- [Task instructions]: Isolate every line in the data with the string "এইসব" and copy it.

- [Records]:
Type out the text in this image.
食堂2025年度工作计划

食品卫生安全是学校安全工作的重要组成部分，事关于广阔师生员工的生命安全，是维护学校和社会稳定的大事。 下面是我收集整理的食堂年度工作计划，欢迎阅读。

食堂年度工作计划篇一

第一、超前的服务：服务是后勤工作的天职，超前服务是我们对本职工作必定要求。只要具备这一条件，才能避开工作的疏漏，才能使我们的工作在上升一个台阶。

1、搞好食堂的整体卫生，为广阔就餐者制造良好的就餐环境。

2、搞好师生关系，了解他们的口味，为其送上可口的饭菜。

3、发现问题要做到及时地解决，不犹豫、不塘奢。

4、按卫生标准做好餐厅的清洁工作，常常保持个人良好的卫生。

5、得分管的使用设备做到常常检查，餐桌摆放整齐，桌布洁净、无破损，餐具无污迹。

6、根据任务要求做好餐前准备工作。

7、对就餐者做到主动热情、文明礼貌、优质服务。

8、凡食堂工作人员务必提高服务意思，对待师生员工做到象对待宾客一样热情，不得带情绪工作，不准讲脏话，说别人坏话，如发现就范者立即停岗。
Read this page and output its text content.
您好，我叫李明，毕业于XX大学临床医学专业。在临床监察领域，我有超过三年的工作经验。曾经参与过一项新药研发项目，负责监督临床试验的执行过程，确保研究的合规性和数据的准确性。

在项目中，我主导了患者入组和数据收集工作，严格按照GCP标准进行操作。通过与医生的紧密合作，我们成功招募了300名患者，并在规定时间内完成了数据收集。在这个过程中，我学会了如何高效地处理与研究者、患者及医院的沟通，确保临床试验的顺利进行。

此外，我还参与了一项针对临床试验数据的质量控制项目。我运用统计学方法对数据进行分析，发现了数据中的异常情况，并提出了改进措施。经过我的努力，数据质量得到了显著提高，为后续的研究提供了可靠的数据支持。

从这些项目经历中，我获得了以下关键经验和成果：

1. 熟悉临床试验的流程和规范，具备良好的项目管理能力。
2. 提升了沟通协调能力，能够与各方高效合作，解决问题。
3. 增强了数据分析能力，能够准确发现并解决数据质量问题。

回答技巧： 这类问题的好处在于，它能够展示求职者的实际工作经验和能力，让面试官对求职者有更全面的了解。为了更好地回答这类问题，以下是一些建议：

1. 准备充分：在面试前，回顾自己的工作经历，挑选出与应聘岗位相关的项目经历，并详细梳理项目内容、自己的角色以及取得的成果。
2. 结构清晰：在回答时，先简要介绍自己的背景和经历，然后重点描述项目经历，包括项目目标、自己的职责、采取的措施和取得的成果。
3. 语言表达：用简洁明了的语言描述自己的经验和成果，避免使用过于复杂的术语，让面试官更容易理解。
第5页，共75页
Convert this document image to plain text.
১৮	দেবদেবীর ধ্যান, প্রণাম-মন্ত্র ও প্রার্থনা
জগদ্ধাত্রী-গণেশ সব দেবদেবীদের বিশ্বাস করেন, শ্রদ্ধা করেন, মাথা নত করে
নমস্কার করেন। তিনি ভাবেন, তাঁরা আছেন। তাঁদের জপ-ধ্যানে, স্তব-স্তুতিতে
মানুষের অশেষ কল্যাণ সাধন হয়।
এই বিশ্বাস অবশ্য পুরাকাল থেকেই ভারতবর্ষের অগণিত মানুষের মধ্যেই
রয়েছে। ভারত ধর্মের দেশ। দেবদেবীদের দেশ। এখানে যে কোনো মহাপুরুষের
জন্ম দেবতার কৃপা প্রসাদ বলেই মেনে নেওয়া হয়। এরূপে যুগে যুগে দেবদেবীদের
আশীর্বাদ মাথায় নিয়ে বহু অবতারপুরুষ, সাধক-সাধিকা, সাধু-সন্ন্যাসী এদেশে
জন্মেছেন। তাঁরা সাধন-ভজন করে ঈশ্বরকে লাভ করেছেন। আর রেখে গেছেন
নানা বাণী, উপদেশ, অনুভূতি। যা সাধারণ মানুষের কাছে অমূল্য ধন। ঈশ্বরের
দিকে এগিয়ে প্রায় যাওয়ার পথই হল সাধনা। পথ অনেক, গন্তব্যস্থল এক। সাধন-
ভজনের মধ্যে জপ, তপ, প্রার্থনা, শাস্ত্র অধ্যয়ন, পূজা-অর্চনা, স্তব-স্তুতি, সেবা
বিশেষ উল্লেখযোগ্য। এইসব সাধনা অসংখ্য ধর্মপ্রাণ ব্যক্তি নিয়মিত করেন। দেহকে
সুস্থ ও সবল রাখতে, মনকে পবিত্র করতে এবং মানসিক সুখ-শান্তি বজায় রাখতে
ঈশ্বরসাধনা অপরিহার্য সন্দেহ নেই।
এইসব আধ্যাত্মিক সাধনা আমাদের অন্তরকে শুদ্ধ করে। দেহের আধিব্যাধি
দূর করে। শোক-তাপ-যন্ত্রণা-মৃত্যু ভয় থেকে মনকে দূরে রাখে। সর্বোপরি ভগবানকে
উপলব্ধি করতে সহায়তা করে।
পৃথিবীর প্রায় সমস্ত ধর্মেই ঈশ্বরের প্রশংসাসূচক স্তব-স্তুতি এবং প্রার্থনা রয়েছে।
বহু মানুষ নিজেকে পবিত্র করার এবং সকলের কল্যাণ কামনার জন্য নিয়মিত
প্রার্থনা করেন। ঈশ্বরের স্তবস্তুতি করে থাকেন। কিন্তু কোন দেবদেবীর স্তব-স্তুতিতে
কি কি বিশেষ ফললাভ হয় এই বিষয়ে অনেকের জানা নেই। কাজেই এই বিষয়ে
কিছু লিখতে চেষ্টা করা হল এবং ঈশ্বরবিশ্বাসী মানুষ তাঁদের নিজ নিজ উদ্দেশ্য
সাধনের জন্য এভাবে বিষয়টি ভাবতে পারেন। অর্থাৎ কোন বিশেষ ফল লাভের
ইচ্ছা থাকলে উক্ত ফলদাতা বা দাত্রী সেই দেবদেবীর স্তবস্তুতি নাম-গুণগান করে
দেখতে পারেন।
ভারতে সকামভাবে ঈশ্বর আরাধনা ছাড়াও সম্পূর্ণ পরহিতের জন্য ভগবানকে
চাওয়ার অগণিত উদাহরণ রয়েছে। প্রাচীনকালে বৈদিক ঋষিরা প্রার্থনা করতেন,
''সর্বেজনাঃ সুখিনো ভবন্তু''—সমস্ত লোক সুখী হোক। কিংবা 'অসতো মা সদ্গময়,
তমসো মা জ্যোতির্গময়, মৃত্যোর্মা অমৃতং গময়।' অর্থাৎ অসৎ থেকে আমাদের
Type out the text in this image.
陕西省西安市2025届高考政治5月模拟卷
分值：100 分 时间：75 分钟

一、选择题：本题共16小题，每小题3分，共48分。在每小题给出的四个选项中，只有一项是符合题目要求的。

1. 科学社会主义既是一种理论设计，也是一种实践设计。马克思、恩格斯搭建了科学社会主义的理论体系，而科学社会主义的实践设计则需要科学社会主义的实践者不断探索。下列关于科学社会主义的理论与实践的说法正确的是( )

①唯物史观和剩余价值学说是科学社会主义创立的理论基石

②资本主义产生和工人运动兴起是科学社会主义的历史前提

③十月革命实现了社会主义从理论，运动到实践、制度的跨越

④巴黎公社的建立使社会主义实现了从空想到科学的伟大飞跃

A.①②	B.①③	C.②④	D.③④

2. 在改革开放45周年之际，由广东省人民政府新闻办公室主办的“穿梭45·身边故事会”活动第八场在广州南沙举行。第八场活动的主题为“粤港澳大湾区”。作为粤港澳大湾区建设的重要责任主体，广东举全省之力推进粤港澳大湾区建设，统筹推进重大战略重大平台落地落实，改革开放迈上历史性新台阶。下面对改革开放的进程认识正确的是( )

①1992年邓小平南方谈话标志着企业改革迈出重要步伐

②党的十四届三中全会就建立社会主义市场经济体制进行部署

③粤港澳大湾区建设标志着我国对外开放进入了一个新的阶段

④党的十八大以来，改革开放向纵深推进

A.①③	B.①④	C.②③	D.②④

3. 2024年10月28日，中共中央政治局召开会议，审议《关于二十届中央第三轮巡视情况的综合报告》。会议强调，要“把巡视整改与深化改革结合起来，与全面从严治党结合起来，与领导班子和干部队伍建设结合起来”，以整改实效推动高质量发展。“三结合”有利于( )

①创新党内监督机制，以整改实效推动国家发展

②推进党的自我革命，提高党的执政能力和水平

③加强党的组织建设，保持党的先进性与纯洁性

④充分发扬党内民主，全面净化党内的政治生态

- [Task answer]:
বিশেষ উল্লেখযোগ্য। এইসব সাধনা অসংখ্য ধর্মপ্রাণ ব্যক্তি নিয়মিত করেন। দেহকে
এইসব আধ্যাত্মিক সাধনা আমাদের অন্তরকে শুদ্ধ করে। দেহের আধিব্যাধি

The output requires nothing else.